Saved entries:
○ ○ ○ ○ ○ ○ ○

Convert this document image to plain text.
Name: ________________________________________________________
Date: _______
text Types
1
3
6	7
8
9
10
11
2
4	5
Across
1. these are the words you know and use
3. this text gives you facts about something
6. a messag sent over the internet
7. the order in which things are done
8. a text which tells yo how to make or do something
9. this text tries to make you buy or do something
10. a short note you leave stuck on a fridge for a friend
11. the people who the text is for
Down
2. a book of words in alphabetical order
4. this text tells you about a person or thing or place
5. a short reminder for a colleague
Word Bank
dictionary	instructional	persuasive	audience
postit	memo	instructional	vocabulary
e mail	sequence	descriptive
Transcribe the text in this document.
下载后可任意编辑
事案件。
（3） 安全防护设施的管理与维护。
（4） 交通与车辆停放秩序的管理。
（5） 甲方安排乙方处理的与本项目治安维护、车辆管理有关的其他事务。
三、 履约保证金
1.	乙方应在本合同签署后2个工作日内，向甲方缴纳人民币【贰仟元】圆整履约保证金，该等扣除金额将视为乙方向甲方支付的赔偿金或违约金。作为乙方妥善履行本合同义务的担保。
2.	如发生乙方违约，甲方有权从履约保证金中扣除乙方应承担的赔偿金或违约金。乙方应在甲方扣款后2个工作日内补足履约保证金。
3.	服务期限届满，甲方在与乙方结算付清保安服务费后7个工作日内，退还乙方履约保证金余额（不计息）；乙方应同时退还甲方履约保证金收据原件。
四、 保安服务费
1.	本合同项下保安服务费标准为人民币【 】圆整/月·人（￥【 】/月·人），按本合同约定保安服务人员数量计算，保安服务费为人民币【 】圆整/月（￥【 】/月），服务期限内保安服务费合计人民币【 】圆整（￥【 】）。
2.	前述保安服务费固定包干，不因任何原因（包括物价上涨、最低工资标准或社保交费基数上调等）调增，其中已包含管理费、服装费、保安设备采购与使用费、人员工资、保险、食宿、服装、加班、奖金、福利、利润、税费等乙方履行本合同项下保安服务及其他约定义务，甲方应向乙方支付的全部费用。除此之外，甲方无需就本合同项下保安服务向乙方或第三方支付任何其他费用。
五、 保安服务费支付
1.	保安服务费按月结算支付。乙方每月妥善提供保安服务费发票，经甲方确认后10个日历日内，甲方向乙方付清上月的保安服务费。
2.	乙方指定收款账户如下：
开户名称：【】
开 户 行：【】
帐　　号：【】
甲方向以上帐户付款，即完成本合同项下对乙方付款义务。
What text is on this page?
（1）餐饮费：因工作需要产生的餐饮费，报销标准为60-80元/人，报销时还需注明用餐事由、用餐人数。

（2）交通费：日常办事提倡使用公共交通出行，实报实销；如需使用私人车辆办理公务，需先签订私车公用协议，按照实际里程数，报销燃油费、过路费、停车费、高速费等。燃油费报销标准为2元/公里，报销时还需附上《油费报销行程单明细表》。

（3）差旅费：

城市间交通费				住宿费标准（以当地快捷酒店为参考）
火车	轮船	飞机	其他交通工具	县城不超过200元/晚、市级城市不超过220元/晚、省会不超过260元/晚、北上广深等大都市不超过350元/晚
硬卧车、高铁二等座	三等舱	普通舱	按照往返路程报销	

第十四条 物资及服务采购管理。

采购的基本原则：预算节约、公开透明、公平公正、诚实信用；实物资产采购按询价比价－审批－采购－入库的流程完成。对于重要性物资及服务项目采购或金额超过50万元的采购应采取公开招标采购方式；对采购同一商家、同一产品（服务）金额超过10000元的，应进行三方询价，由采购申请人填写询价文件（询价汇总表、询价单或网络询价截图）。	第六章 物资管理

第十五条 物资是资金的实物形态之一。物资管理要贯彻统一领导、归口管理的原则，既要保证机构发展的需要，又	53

○ ○ ○ ○ ○ ○ ○

What is needed: Check each line above for the string "about", then copy the ones that have it.

Correct response:
3. this text gives you facts about something
4. this text tells you about a person or thing or place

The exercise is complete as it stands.